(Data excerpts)
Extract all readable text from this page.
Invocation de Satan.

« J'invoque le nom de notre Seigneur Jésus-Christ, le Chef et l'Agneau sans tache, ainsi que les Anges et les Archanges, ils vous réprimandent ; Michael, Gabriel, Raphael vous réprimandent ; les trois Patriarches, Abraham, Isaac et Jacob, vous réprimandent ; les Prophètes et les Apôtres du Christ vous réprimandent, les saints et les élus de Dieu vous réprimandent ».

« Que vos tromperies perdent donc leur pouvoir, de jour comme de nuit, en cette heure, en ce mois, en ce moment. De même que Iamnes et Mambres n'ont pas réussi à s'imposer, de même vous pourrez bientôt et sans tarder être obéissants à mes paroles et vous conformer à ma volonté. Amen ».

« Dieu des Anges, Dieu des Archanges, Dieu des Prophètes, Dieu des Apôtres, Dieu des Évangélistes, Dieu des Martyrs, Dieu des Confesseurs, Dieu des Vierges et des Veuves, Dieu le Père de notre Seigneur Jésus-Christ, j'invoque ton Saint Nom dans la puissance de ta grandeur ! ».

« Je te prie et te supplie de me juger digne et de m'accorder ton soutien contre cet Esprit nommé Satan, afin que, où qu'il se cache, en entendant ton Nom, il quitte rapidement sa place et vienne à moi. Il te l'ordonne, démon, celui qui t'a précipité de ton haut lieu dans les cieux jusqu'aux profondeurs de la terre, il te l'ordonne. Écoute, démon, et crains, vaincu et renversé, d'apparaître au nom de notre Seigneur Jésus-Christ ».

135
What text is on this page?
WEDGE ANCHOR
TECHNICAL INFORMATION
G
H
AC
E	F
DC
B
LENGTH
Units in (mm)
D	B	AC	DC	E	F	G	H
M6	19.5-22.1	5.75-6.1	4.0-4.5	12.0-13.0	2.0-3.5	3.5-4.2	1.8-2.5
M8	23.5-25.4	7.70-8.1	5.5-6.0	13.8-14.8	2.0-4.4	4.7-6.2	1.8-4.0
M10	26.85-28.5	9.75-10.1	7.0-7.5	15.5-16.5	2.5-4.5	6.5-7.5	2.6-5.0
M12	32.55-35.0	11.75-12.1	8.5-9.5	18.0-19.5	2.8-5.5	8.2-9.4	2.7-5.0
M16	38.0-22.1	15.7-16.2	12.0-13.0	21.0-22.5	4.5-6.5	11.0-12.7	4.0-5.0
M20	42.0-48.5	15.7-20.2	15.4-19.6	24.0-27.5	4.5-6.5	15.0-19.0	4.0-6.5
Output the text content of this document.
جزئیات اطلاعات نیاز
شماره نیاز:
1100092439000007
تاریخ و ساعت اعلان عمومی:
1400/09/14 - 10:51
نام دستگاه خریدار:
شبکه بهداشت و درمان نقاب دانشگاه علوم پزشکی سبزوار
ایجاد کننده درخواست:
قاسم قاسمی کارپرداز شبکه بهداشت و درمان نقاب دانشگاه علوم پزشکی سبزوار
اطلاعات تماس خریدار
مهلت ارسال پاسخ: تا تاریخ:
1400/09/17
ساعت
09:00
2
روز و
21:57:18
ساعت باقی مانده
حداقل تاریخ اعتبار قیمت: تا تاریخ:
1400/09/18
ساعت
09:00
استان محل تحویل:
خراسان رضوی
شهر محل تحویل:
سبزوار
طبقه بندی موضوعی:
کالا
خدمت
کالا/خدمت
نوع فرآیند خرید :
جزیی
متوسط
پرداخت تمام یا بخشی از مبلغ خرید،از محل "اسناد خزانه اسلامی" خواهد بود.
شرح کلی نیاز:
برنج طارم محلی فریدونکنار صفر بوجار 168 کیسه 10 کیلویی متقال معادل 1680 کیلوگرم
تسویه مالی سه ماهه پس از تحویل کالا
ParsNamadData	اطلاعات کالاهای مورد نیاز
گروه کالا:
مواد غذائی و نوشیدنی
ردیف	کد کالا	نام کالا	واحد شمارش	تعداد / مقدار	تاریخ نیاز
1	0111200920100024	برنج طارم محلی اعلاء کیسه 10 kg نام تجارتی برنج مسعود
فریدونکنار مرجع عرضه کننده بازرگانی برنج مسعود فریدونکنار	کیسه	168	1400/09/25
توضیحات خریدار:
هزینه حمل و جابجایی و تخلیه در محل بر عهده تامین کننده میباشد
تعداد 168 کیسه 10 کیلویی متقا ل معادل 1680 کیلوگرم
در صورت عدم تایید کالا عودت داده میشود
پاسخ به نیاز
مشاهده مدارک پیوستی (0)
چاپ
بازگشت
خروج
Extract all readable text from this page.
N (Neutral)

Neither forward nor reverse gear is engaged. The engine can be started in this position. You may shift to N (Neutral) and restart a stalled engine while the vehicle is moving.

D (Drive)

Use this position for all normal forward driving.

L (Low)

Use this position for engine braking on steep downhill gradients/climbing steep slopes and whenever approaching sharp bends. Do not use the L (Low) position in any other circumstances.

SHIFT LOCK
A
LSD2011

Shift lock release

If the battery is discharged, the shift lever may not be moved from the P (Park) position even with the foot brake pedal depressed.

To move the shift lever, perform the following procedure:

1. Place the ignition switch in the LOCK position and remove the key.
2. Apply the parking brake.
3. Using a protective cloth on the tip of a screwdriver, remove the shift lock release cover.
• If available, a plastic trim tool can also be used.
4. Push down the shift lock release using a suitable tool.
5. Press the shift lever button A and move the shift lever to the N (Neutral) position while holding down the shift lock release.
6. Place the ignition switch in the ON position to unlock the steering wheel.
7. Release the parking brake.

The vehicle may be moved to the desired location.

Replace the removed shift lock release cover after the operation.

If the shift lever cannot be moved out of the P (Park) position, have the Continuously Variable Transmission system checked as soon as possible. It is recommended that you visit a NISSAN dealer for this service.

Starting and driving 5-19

■ INSTRUCTIONS FOR THE TASK
Look through the material above. Copy each line where the word "پزشکی" appears.

■ EXERCISE RESULT
شبکه بهداشت و درمان نقاب دانشگاه علوم پزشکی سبزوار
قاسم قاسمی کارپرداز شبکه بهداشت و درمان نقاب دانشگاه علوم پزشکی سبزوار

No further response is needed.